# Task statement
What follows is a listing; give it again exactly, in its entirety.

* Begin Records for the task *

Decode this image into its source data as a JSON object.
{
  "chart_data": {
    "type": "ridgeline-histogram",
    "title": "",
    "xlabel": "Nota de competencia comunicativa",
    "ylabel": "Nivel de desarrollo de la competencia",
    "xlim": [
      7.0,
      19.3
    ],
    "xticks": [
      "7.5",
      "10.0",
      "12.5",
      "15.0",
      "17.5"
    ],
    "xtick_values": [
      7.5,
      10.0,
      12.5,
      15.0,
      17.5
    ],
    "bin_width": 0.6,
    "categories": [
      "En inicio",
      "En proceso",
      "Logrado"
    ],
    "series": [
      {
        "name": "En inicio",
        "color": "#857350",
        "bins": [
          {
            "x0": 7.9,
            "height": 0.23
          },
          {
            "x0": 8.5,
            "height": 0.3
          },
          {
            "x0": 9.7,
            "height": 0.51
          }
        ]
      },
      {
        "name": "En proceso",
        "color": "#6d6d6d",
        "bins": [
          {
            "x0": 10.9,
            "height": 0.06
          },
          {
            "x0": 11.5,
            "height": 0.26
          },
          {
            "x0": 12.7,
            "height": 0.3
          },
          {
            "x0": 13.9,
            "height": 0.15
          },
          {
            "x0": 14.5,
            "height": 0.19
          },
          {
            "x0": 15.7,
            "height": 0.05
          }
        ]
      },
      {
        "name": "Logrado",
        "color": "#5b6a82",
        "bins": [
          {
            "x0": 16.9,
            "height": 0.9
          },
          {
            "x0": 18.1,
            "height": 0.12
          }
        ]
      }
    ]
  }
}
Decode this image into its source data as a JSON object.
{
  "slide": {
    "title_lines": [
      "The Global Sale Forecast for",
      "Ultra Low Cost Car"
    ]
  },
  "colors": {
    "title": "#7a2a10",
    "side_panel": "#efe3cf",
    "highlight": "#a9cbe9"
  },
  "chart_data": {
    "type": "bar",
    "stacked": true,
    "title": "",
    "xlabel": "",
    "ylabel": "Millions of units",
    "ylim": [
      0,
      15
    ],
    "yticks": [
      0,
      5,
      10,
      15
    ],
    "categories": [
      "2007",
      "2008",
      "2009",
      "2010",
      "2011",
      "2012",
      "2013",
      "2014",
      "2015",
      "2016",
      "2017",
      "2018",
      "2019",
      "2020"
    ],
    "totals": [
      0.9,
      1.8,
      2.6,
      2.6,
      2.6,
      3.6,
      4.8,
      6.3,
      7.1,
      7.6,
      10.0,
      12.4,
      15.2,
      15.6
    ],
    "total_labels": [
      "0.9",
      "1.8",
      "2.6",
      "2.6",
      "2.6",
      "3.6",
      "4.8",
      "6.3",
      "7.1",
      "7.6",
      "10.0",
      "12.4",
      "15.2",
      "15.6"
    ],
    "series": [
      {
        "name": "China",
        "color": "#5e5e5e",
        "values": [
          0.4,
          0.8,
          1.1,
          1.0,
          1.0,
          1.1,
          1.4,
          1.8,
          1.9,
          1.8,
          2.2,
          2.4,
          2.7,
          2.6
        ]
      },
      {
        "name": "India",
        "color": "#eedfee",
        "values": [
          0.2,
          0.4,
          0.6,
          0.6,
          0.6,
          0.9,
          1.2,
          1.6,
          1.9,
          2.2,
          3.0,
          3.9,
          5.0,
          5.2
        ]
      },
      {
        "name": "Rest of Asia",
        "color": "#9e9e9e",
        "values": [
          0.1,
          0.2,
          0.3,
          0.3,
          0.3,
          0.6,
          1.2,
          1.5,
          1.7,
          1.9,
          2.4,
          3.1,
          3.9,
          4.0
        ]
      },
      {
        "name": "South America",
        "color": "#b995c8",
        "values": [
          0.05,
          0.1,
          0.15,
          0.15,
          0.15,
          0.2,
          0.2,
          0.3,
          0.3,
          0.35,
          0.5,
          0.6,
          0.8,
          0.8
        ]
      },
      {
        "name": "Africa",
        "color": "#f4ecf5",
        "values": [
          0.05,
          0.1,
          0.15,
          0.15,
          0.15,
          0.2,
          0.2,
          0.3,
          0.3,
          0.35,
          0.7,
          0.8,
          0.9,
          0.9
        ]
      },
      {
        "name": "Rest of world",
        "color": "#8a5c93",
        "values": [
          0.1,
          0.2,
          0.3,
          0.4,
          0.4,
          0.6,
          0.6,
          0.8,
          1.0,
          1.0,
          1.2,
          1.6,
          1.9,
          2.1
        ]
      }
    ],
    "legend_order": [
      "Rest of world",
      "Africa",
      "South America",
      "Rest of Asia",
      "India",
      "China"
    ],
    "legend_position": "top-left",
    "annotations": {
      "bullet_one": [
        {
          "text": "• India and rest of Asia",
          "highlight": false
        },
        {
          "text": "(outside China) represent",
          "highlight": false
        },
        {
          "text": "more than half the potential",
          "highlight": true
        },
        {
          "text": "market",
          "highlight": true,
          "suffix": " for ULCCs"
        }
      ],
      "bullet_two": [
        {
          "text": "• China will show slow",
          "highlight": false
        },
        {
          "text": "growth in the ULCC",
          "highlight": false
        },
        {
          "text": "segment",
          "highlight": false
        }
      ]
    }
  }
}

* End Records for the task *

# Solved exercise
Decode this image into its source data as a JSON object.
{
  "chart_data": {
    "type": "ridgeline-histogram",
    "title": "",
    "xlabel": "Nota de competencia comunicativa",
    "ylabel": "Nivel de desarrollo de la competencia",
    "xlim": [
      7.0,
      19.3
    ],
    "xticks": [
      "7.5",
      "10.0",
      "12.5",
      "15.0",
      "17.5"
    ],
    "xtick_values": [
      7.5,
      10.0,
      12.5,
      15.0,
      17.5
    ],
    "bin_width": 0.6,
    "categories": [
      "En inicio",
      "En proceso",
      "Logrado"
    ],
    "series": [
      {
        "name": "En inicio",
        "color": "#857350",
        "bins": [
          {
            "x0": 7.9,
            "height": 0.23
          },
          {
            "x0": 8.5,
            "height": 0.3
          },
          {
            "x0": 9.7,
            "height": 0.51
          }
        ]
      },
      {
        "name": "En proceso",
        "color": "#6d6d6d",
        "bins": [
          {
            "x0": 10.9,
            "height": 0.06
          },
          {
            "x0": 11.5,
            "height": 0.26
          },
          {
            "x0": 12.7,
            "height": 0.3
          },
          {
            "x0": 13.9,
            "height": 0.15
          },
          {
            "x0": 14.5,
            "height": 0.19
          },
          {
            "x0": 15.7,
            "height": 0.05
          }
        ]
      },
      {
        "name": "Logrado",
        "color": "#5b6a82",
        "bins": [
          {
            "x0": 16.9,
            "height": 0.9
          },
          {
            "x0": 18.1,
            "height": 0.12
          }
        ]
      }
    ]
  }
}
Decode this image into its source data as a JSON object.
{
  "slide": {
    "title_lines": [
      "The Global Sale Forecast for",
      "Ultra Low Cost Car"
    ]
  },
  "colors": {
    "title": "#7a2a10",
    "side_panel": "#efe3cf",
    "highlight": "#a9cbe9"
  },
  "chart_data": {
    "type": "bar",
    "stacked": true,
    "title": "",
    "xlabel": "",
    "ylabel": "Millions of units",
    "ylim": [
      0,
      15
    ],
    "yticks": [
      0,
      5,
      10,
      15
    ],
    "categories": [
      "2007",
      "2008",
      "2009",
      "2010",
      "2011",
      "2012",
      "2013",
      "2014",
      "2015",
      "2016",
      "2017",
      "2018",
      "2019",
      "2020"
    ],
    "totals": [
      0.9,
      1.8,
      2.6,
      2.6,
      2.6,
      3.6,
      4.8,
      6.3,
      7.1,
      7.6,
      10.0,
      12.4,
      15.2,
      15.6
    ],
    "total_labels": [
      "0.9",
      "1.8",
      "2.6",
      "2.6",
      "2.6",
      "3.6",
      "4.8",
      "6.3",
      "7.1",
      "7.6",
      "10.0",
      "12.4",
      "15.2",
      "15.6"
    ],
    "series": [
      {
        "name": "China",
        "color": "#5e5e5e",
        "values": [
          0.4,
          0.8,
          1.1,
          1.0,
          1.0,
          1.1,
          1.4,
          1.8,
          1.9,
          1.8,
          2.2,
          2.4,
          2.7,
          2.6
        ]
      },
      {
        "name": "India",
        "color": "#eedfee",
        "values": [
          0.2,
          0.4,
          0.6,
          0.6,
          0.6,
          0.9,
          1.2,
          1.6,
          1.9,
          2.2,
          3.0,
          3.9,
          5.0,
          5.2
        ]
      },
      {
        "name": "Rest of Asia",
        "color": "#9e9e9e",
        "values": [
          0.1,
          0.2,
          0.3,
          0.3,
          0.3,
          0.6,
          1.2,
          1.5,
          1.7,
          1.9,
          2.4,
          3.1,
          3.9,
          4.0
        ]
      },
      {
        "name": "South America",
        "color": "#b995c8",
        "values": [
          0.05,
          0.1,
          0.15,
          0.15,
          0.15,
          0.2,
          0.2,
          0.3,
          0.3,
          0.35,
          0.5,
          0.6,
          0.8,
          0.8
        ]
      },
      {
        "name": "Africa",
        "color": "#f4ecf5",
        "values": [
          0.05,
          0.1,
          0.15,
          0.15,
          0.15,
          0.2,
          0.2,
          0.3,
          0.3,
          0.35,
          0.7,
          0.8,
          0.9,
          0.9
        ]
      },
      {
        "name": "Rest of world",
        "color": "#8a5c93",
        "values": [
          0.1,
          0.2,
          0.3,
          0.4,
          0.4,
          0.6,
          0.6,
          0.8,
          1.0,
          1.0,
          1.2,
          1.6,
          1.9,
          2.1
        ]
      }
    ],
    "legend_order": [
      "Rest of world",
      "Africa",
      "South America",
      "Rest of Asia",
      "India",
      "China"
    ],
    "legend_position": "top-left",
    "annotations": {
      "bullet_one": [
        {
          "text": "• India and rest of Asia",
          "highlight": false
        },
        {
          "text": "(outside China) represent",
          "highlight": false
        },
        {
          "text": "more than half the potential",
          "highlight": true
        },
        {
          "text": "market",
          "highlight": true,
          "suffix": " for ULCCs"
        }
      ],
      "bullet_two": [
        {
          "text": "• China will show slow",
          "highlight": false
        },
        {
          "text": "growth in the ULCC",
          "highlight": false
        },
        {
          "text": "segment",
          "highlight": false
        }
      ]
    }
  }
}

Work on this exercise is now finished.